> Requirement
Every entry below should be printed exactly, without its images.

> Exercise inputs
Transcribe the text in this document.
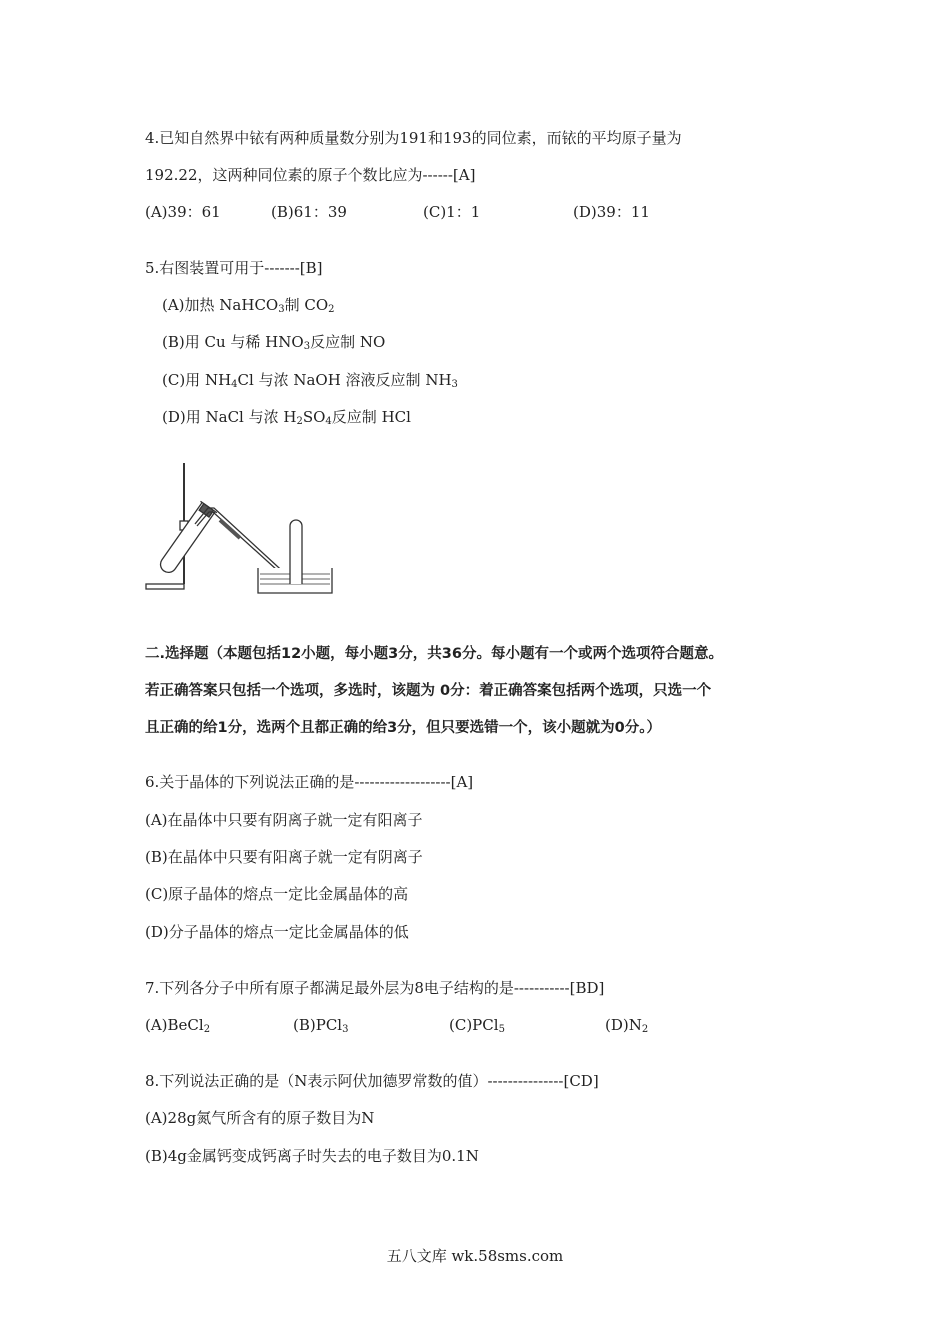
4.已知自然界中铱有两种质量数分别为191和193的同位素，而铱的平均原子量为
192.22，这两种同位素的原子个数比应为------[A]
(A)39：61	(B)61：39	(C)1：1	(D)39：11
5.右图装置可用于-------[B]
(A)加热 NaHCO$_3$制 $CO_2$
(B)用 Cu 与稀 $HNO_3$反应制 NO
(C)用 $NH_4Cl$ 与浓 NaOH 溶液反应制 $NH_3$
(D)用 NaCl 与浓 $H_2SO_4$反应制 HCl
二.选择题（本题包括12小题，每小题3分，共36分。每小题有一个或两个选项符合题意。
若正确答案只包括一个选项，多选时，该题为 0分：着正确答案包括两个选项，只选一个
且正确的给1分，选两个且都正确的给3分，但只要选错一个，该小题就为0分。）
6.关于晶体的下列说法正确的是-------------------[A]
(A)在晶体中只要有阴离子就一定有阳离子
(B)在晶体中只要有阳离子就一定有阴离子
(C)原子晶体的熔点一定比金属晶体的高
(D)分子晶体的熔点一定比金属晶体的低
7.下列各分子中所有原子都满足最外层为8电子结构的是-----------[BD]
(A)BeCl$_2$	(B)PCl$_3$	(C)PCl$_5$	$(D)N_2$
8.下列说法正确的是（N表示阿伏加德罗常数的值）---------------[CD]
(A)28g氮气所含有的原子数目为N
(B)4g金属钙变成钙离子时失去的电子数目为0.1N
五八文库 wk.58sms.com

> Task answer
Transcribe the text in this document.
4.已知自然界中铱有两种质量数分别为191和193的同位素，而铱的平均原子量为
192.22，这两种同位素的原子个数比应为------[A]
(A)39：61	(B)61：39	(C)1：1	(D)39：11
5.右图装置可用于-------[B]
(A)加热 NaHCO$_3$制 $CO_2$
(B)用 Cu 与稀 $HNO_3$反应制 NO
(C)用 $NH_4Cl$ 与浓 NaOH 溶液反应制 $NH_3$
(D)用 NaCl 与浓 $H_2SO_4$反应制 HCl
二.选择题（本题包括12小题，每小题3分，共36分。每小题有一个或两个选项符合题意。
若正确答案只包括一个选项，多选时，该题为 0分：着正确答案包括两个选项，只选一个
且正确的给1分，选两个且都正确的给3分，但只要选错一个，该小题就为0分。）
6.关于晶体的下列说法正确的是-------------------[A]
(A)在晶体中只要有阴离子就一定有阳离子
(B)在晶体中只要有阳离子就一定有阴离子
(C)原子晶体的熔点一定比金属晶体的高
(D)分子晶体的熔点一定比金属晶体的低
7.下列各分子中所有原子都满足最外层为8电子结构的是-----------[BD]
(A)BeCl$_2$	(B)PCl$_3$	(C)PCl$_5$	$(D)N_2$
8.下列说法正确的是（N表示阿伏加德罗常数的值）---------------[CD]
(A)28g氮气所含有的原子数目为N
(B)4g金属钙变成钙离子时失去的电子数目为0.1N
五八文库 wk.58sms.com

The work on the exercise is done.